Omit every picture while repeating the entries exactly.

=== Working data ===

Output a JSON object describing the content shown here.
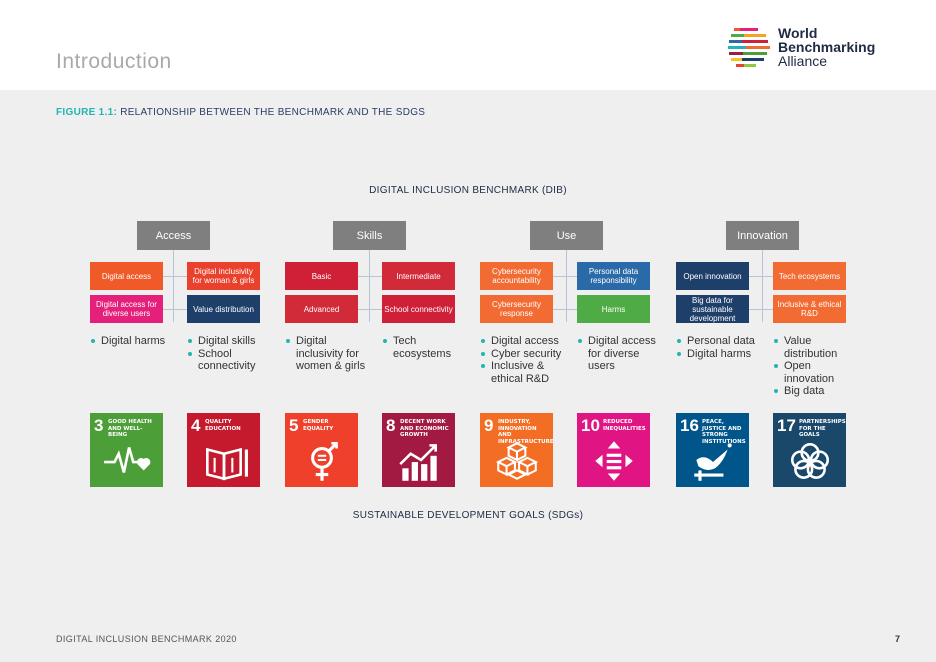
{
  "header": {
    "title": "Introduction"
  },
  "logo": {
    "line1": "World",
    "line2": "Benchmarking",
    "line3": "Alliance"
  },
  "figure": {
    "number": "FIGURE 1.1:",
    "caption": "RELATIONSHIP BETWEEN THE BENCHMARK AND THE SDGS"
  },
  "diagram": {
    "top_title": "DIGITAL INCLUSION BENCHMARK (DIB)",
    "bottom_title": "SUSTAINABLE DEVELOPMENT GOALS (SDGs)",
    "categories": [
      {
        "label": "Access",
        "subs": [
          "Digital access",
          "Digital inclusivity for woman & girls",
          "Digital access for diverse users",
          "Value distribution"
        ]
      },
      {
        "label": "Skills",
        "subs": [
          "Basic",
          "Intermediate",
          "Advanced",
          "School connectivity"
        ]
      },
      {
        "label": "Use",
        "subs": [
          "Cybersecurity accountability",
          "Personal data responsibility",
          "Cybersecurity response",
          "Harms"
        ]
      },
      {
        "label": "Innovation",
        "subs": [
          "Open innovation",
          "Tech ecosystems",
          "Big data for sustainable development",
          "Inclusive & ethical R&D"
        ]
      }
    ],
    "sub_colors": [
      [
        "#f05a28",
        "#e9412b",
        "#e5207a",
        "#1f3f6b"
      ],
      [
        "#cf2038",
        "#d12a38",
        "#d12a38",
        "#cf2038"
      ],
      [
        "#f26b33",
        "#2b6aa8",
        "#f26b33",
        "#4fab46"
      ],
      [
        "#1f3f6b",
        "#f26b33",
        "#1f3f6b",
        "#f26b33"
      ]
    ],
    "bullet_columns": [
      [
        "Digital harms"
      ],
      [
        "Digital skills",
        "School connectivity"
      ],
      [
        "Digital inclusivity for women & girls"
      ],
      [
        "Tech ecosystems"
      ],
      [
        "Digital access",
        "Cyber security",
        "Inclusive & ethical R&D"
      ],
      [
        "Digital access for diverse users"
      ],
      [
        "Personal data",
        "Digital harms"
      ],
      [
        "Value distribution",
        "Open innovation",
        "Big data"
      ]
    ],
    "sdgs": [
      {
        "number": "3",
        "label": "GOOD HEALTH AND WELL-BEING",
        "color": "#4c9f38",
        "icon": "heartbeat-icon"
      },
      {
        "number": "4",
        "label": "QUALITY EDUCATION",
        "color": "#c5192d",
        "icon": "book-icon"
      },
      {
        "number": "5",
        "label": "GENDER EQUALITY",
        "color": "#ef402b",
        "icon": "gender-icon"
      },
      {
        "number": "8",
        "label": "DECENT WORK AND ECONOMIC GROWTH",
        "color": "#a21942",
        "icon": "growth-chart-icon"
      },
      {
        "number": "9",
        "label": "INDUSTRY, INNOVATION AND INFRASTRUCTURE",
        "color": "#f36d25",
        "icon": "cubes-icon"
      },
      {
        "number": "10",
        "label": "REDUCED INEQUALITIES",
        "color": "#e11484",
        "icon": "equality-arrows-icon"
      },
      {
        "number": "16",
        "label": "PEACE, JUSTICE AND STRONG INSTITUTIONS",
        "color": "#00558a",
        "icon": "dove-icon"
      },
      {
        "number": "17",
        "label": "PARTNERSHIPS FOR THE GOALS",
        "color": "#19486a",
        "icon": "rings-icon"
      }
    ]
  },
  "footer": {
    "text": "DIGITAL INCLUSION BENCHMARK 2020",
    "page": "7"
  }
}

===

**Complete output**:
Output a JSON object describing the content shown here.
{
  "header": {
    "title": "Introduction"
  },
  "logo": {
    "line1": "World",
    "line2": "Benchmarking",
    "line3": "Alliance"
  },
  "figure": {
    "number": "FIGURE 1.1:",
    "caption": "RELATIONSHIP BETWEEN THE BENCHMARK AND THE SDGS"
  },
  "diagram": {
    "top_title": "DIGITAL INCLUSION BENCHMARK (DIB)",
    "bottom_title": "SUSTAINABLE DEVELOPMENT GOALS (SDGs)",
    "categories": [
      {
        "label": "Access",
        "subs": [
          "Digital access",
          "Digital inclusivity for woman & girls",
          "Digital access for diverse users",
          "Value distribution"
        ]
      },
      {
        "label": "Skills",
        "subs": [
          "Basic",
          "Intermediate",
          "Advanced",
          "School connectivity"
        ]
      },
      {
        "label": "Use",
        "subs": [
          "Cybersecurity accountability",
          "Personal data responsibility",
          "Cybersecurity response",
          "Harms"
        ]
      },
      {
        "label": "Innovation",
        "subs": [
          "Open innovation",
          "Tech ecosystems",
          "Big data for sustainable development",
          "Inclusive & ethical R&D"
        ]
      }
    ],
    "sub_colors": [
      [
        "#f05a28",
        "#e9412b",
        "#e5207a",
        "#1f3f6b"
      ],
      [
        "#cf2038",
        "#d12a38",
        "#d12a38",
        "#cf2038"
      ],
      [
        "#f26b33",
        "#2b6aa8",
        "#f26b33",
        "#4fab46"
      ],
      [
        "#1f3f6b",
        "#f26b33",
        "#1f3f6b",
        "#f26b33"
      ]
    ],
    "bullet_columns": [
      [
        "Digital harms"
      ],
      [
        "Digital skills",
        "School connectivity"
      ],
      [
        "Digital inclusivity for women & girls"
      ],
      [
        "Tech ecosystems"
      ],
      [
        "Digital access",
        "Cyber security",
        "Inclusive & ethical R&D"
      ],
      [
        "Digital access for diverse users"
      ],
      [
        "Personal data",
        "Digital harms"
      ],
      [
        "Value distribution",
        "Open innovation",
        "Big data"
      ]
    ],
    "sdgs": [
      {
        "number": "3",
        "label": "GOOD HEALTH AND WELL-BEING",
        "color": "#4c9f38",
        "icon": "heartbeat-icon"
      },
      {
        "number": "4",
        "label": "QUALITY EDUCATION",
        "color": "#c5192d",
        "icon": "book-icon"
      },
      {
        "number": "5",
        "label": "GENDER EQUALITY",
        "color": "#ef402b",
        "icon": "gender-icon"
      },
      {
        "number": "8",
        "label": "DECENT WORK AND ECONOMIC GROWTH",
        "color": "#a21942",
        "icon": "growth-chart-icon"
      },
      {
        "number": "9",
        "label": "INDUSTRY, INNOVATION AND INFRASTRUCTURE",
        "color": "#f36d25",
        "icon": "cubes-icon"
      },
      {
        "number": "10",
        "label": "REDUCED INEQUALITIES",
        "color": "#e11484",
        "icon": "equality-arrows-icon"
      },
      {
        "number": "16",
        "label": "PEACE, JUSTICE AND STRONG INSTITUTIONS",
        "color": "#00558a",
        "icon": "dove-icon"
      },
      {
        "number": "17",
        "label": "PARTNERSHIPS FOR THE GOALS",
        "color": "#19486a",
        "icon": "rings-icon"
      }
    ]
  },
  "footer": {
    "text": "DIGITAL INCLUSION BENCHMARK 2020",
    "page": "7"
  }
}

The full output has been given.